Data records
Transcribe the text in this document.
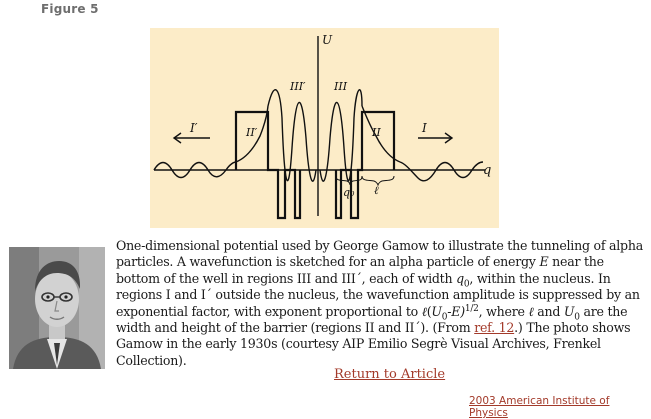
Figure 5
U
III′	III
II′	II
I′	I
q₀ ℓ
q
One-dimensional potential used by George Gamow to illustrate the tunneling of alpha particles. A wavefunction is sketched for an alpha particle of energy E near the bottom of the well in regions III and III´, each of width $q_0$, within the nucleus. In regions I and I´ outside the nucleus, the wavefunction amplitude is suppressed by an exponential factor, with exponent proportional to $\ell(U_0-E)^{1/2}$, where ℓ and $U_0$ are the width and height of the barrier (regions II and II´). (From ref. 12.) The photo shows Gamow in the early 1930s (courtesy AIP Emilio Segrè Visual Archives, Frenkel Collection).
Return to Article
2003 American Institute of Physics
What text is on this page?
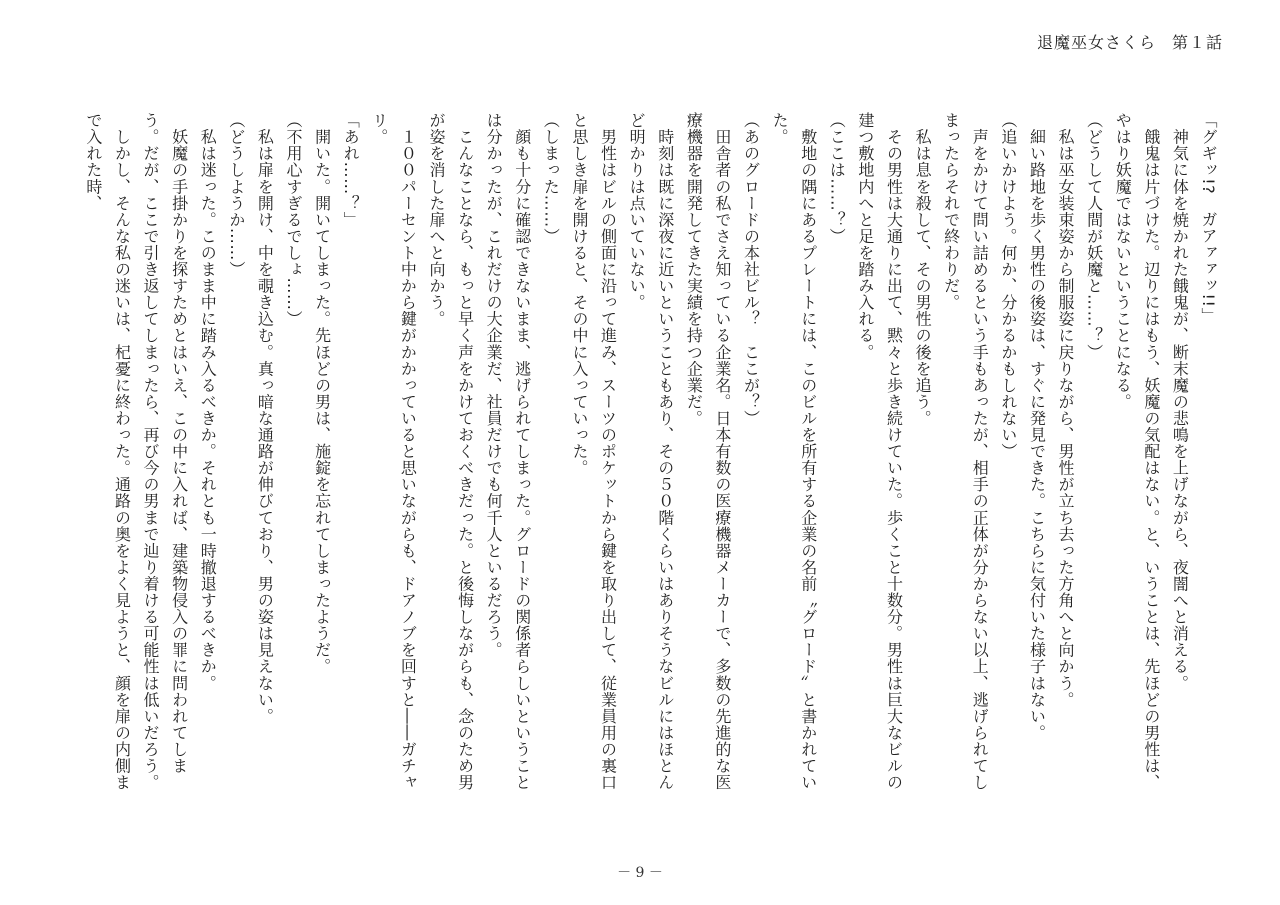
退魔巫女さくら 第１話

「グギッ!?　ガアァァッ!!」

　神気に体を焼かれた餓鬼が、断末魔の悲鳴を上げながら、夜闇へと消える。

　餓鬼は片づけた。辺りにはもう、妖魔の気配はない。と、いうことは、先ほどの男性は、やはり妖魔ではないということになる。

（どうして人間が妖魔と……？）

　私は巫女装束姿から制服姿に戻りながら、男性が立ち去った方角へと向かう。

　細い路地を歩く男性の後姿は、すぐに発見できた。こちらに気付いた様子はない。

（追いかけよう。何か、分かるかもしれない）

　声をかけて問い詰めるという手もあったが、相手の正体が分からない以上、逃げられてしまったらそれで終わりだ。

　私は息を殺して、その男性の後を追う。

　その男性は大通りに出て、黙々と歩き続けていた。歩くこと十数分。男性は巨大なビルの建つ敷地内へと足を踏み入れる。

（ここは……？）

　敷地の隅にあるプレートには、このビルを所有する企業の名前〝グロード〟と書かれていた。

（あのグロードの本社ビル？　ここが？）

　田舎者の私でさえ知っている企業名。日本有数の医療機器メーカーで、多数の先進的な医療機器を開発してきた実績を持つ企業だ。

　時刻は既に深夜に近いということもあり、その５０階くらいはありそうなビルにはほとんど明かりは点いていない。

　男性はビルの側面に沿って進み、スーツのポケットから鍵を取り出して、従業員用の裏口と思しき扉を開けると、その中に入っていった。

（しまった……）

　顔も十分に確認できないまま、逃げられてしまった。グロードの関係者らしいということは分かったが、これだけの大企業だ、社員だけでも何千人といるだろう。

　こんなことなら、もっと早く声をかけておくべきだった。と後悔しながらも、念のため男が姿を消した扉へと向かう。

　１００パーセント中から鍵がかかっていると思いながらも、ドアノブを回すと――ガチャリ。

「あれ……？」

　開いた。開いてしまった。先ほどの男は、施錠を忘れてしまったようだ。

（不用心すぎるでしょ……）

　私は扉を開け、中を覗き込む。真っ暗な通路が伸びており、男の姿は見えない。

（どうしようか……）

　私は迷った。このまま中に踏み入るべきか。それとも一時撤退するべきか。

　妖魔の手掛かりを探すためとはいえ、この中に入れば、建築物侵入の罪に問われてしまう。だが、ここで引き返してしまったら、再び今の男まで辿り着ける可能性は低いだろう。

　しかし、そんな私の迷いは、杞憂に終わった。通路の奥をよく見ようと、顔を扉の内側まで入れた時、

－ 9 －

# Your goal
Filter the entries down to the lines with the word "this" in them.

# Output of the task
Transcribe the text in this document.
What text is on this page?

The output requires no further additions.